■ Exercise prompt ■
Set down the rows word for word, from the first row up to and including the row with "item-number: 3、 (258, 679, 308, 714)".

■ Raw records ■

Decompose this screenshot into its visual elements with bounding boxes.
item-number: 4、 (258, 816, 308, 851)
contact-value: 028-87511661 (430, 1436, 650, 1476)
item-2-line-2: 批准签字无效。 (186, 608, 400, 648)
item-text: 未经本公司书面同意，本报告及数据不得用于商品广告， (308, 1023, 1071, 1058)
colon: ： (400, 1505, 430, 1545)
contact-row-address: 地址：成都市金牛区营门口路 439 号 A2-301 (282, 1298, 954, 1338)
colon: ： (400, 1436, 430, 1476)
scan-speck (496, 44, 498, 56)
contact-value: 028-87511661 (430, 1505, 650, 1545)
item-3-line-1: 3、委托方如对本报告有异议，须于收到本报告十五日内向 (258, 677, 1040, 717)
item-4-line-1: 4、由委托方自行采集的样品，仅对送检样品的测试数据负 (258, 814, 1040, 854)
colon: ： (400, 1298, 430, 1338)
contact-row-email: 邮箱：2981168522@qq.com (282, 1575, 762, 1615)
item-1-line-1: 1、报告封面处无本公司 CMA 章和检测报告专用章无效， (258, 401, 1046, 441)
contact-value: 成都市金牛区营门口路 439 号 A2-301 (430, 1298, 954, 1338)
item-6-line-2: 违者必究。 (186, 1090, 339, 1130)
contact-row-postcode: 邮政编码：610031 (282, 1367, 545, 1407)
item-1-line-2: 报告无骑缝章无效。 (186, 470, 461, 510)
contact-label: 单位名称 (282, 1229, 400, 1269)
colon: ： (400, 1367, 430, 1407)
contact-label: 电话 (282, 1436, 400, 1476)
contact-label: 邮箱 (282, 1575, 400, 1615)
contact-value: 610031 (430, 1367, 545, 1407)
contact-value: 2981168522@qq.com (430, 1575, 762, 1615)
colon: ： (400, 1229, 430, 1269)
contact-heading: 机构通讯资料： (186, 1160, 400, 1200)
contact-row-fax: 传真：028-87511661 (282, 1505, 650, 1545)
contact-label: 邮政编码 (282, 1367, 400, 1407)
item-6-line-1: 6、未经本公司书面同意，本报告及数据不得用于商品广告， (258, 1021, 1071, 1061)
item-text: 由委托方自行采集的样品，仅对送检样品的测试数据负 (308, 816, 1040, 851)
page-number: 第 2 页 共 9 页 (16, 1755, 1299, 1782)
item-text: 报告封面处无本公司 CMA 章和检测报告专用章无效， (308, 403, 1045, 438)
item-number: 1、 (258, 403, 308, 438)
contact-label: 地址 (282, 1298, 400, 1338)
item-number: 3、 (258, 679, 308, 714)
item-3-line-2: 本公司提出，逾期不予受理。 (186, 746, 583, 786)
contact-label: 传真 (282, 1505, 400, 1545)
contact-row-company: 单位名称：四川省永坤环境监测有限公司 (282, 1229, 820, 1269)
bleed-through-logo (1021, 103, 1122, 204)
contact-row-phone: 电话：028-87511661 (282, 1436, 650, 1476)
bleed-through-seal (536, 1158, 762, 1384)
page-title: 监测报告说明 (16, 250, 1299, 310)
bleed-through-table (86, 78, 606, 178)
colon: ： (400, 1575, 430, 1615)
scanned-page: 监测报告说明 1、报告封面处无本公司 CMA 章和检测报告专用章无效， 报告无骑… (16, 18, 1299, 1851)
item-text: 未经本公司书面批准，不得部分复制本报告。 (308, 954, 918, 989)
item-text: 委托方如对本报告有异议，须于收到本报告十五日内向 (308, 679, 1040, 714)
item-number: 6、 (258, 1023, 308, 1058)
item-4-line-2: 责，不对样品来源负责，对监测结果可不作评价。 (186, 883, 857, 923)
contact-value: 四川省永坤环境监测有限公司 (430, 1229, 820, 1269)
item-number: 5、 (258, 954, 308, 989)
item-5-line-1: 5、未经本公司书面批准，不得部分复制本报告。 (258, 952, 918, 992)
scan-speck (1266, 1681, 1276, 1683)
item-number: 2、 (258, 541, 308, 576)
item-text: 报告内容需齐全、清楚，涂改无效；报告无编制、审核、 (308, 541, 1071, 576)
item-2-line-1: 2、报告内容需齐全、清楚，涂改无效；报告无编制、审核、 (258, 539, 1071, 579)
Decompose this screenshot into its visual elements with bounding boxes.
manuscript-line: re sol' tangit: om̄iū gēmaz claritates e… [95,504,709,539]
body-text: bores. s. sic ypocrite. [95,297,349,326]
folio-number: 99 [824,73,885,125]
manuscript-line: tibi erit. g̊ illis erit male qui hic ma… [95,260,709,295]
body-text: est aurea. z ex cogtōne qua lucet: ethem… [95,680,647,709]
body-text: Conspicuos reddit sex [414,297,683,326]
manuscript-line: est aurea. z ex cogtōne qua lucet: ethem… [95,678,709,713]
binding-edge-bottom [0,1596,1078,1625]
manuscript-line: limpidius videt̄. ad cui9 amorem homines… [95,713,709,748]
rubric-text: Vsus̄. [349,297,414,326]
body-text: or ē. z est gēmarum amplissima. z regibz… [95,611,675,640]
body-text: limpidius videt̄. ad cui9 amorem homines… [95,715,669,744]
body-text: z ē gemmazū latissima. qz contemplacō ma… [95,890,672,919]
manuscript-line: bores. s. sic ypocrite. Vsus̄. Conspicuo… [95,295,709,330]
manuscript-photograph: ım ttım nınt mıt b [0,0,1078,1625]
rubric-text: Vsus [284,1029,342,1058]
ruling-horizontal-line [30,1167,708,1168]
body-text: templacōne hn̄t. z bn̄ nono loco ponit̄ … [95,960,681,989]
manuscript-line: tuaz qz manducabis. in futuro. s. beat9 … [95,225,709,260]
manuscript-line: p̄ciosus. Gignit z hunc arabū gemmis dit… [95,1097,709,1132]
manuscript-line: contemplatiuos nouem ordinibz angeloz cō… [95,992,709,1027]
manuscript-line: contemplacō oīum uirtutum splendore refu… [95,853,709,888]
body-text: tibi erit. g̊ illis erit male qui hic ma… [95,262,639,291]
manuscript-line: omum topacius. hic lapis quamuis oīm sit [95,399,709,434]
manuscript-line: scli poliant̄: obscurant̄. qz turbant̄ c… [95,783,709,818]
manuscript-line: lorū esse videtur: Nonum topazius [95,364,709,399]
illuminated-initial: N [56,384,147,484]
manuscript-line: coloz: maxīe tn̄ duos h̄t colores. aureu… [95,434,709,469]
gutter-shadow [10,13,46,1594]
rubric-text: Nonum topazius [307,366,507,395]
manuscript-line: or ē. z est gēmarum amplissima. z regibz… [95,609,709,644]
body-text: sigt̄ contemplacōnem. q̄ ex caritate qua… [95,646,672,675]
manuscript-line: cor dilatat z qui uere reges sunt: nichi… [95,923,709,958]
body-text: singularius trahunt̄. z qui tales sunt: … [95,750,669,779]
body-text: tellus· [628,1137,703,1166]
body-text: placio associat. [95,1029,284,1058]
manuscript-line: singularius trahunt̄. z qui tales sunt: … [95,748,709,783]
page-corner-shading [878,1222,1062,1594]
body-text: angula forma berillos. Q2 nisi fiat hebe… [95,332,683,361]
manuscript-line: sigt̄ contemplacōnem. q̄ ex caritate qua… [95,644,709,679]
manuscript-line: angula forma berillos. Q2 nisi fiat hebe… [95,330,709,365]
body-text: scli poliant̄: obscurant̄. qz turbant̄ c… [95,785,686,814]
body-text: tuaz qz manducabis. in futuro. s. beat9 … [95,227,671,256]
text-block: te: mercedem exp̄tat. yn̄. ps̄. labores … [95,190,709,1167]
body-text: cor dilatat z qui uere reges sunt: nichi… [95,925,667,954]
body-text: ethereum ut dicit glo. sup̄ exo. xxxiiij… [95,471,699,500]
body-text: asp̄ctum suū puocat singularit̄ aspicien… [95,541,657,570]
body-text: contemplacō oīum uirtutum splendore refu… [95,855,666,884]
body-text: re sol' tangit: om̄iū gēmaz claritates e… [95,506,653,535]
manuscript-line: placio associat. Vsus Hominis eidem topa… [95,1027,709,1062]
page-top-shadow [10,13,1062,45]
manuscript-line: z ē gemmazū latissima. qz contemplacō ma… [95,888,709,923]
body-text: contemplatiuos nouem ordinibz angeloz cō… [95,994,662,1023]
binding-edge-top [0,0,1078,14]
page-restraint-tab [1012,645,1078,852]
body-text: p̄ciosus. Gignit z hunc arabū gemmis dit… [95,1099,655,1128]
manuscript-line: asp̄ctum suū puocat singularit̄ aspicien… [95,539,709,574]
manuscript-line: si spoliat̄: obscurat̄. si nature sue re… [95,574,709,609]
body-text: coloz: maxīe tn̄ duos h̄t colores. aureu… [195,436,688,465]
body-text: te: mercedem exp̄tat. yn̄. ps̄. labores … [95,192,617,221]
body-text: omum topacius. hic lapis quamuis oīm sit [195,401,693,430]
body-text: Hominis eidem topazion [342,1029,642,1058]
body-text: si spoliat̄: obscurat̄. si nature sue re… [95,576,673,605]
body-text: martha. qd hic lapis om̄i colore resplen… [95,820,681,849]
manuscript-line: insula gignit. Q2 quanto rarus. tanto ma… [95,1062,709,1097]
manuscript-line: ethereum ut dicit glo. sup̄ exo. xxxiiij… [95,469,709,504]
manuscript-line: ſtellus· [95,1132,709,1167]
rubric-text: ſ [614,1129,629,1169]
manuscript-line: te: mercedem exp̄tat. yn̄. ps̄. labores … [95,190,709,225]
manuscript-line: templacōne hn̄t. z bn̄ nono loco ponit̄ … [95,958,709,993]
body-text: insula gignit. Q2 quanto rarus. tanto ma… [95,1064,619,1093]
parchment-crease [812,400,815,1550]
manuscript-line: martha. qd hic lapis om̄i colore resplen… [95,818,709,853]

■ Result for this exercise ■
Decompose this screenshot into its visual elements with bounding boxes.
item-number: 4、 (258, 816, 308, 851)
contact-value: 028-87511661 (430, 1436, 650, 1476)
item-2-line-2: 批准签字无效。 (186, 608, 400, 648)
item-text: 未经本公司书面同意，本报告及数据不得用于商品广告， (308, 1023, 1071, 1058)
colon: ： (400, 1505, 430, 1545)
contact-row-address: 地址：成都市金牛区营门口路 439 号 A2-301 (282, 1298, 954, 1338)
colon: ： (400, 1436, 430, 1476)
scan-speck (496, 44, 498, 56)
contact-value: 028-87511661 (430, 1505, 650, 1545)
item-3-line-1: 3、委托方如对本报告有异议，须于收到本报告十五日内向 (258, 677, 1040, 717)
item-4-line-1: 4、由委托方自行采集的样品，仅对送检样品的测试数据负 (258, 814, 1040, 854)
colon: ： (400, 1298, 430, 1338)
contact-row-email: 邮箱：2981168522@qq.com (282, 1575, 762, 1615)
item-1-line-1: 1、报告封面处无本公司 CMA 章和检测报告专用章无效， (258, 401, 1046, 441)
contact-value: 成都市金牛区营门口路 439 号 A2-301 (430, 1298, 954, 1338)
item-6-line-2: 违者必究。 (186, 1090, 339, 1130)
contact-row-postcode: 邮政编码：610031 (282, 1367, 545, 1407)
item-1-line-2: 报告无骑缝章无效。 (186, 470, 461, 510)
contact-label: 单位名称 (282, 1229, 400, 1269)
colon: ： (400, 1367, 430, 1407)
contact-label: 电话 (282, 1436, 400, 1476)
contact-label: 邮箱 (282, 1575, 400, 1615)
contact-value: 610031 (430, 1367, 545, 1407)
contact-value: 2981168522@qq.com (430, 1575, 762, 1615)
colon: ： (400, 1229, 430, 1269)
contact-heading: 机构通讯资料： (186, 1160, 400, 1200)
contact-row-fax: 传真：028-87511661 (282, 1505, 650, 1545)
contact-label: 邮政编码 (282, 1367, 400, 1407)
item-6-line-1: 6、未经本公司书面同意，本报告及数据不得用于商品广告， (258, 1021, 1071, 1061)
item-text: 由委托方自行采集的样品，仅对送检样品的测试数据负 (308, 816, 1040, 851)
page-number: 第 2 页 共 9 页 (16, 1755, 1299, 1782)
item-text: 报告封面处无本公司 CMA 章和检测报告专用章无效， (308, 403, 1045, 438)
item-number: 1、 (258, 403, 308, 438)
contact-label: 地址 (282, 1298, 400, 1338)
item-number: 3、 (258, 679, 308, 714)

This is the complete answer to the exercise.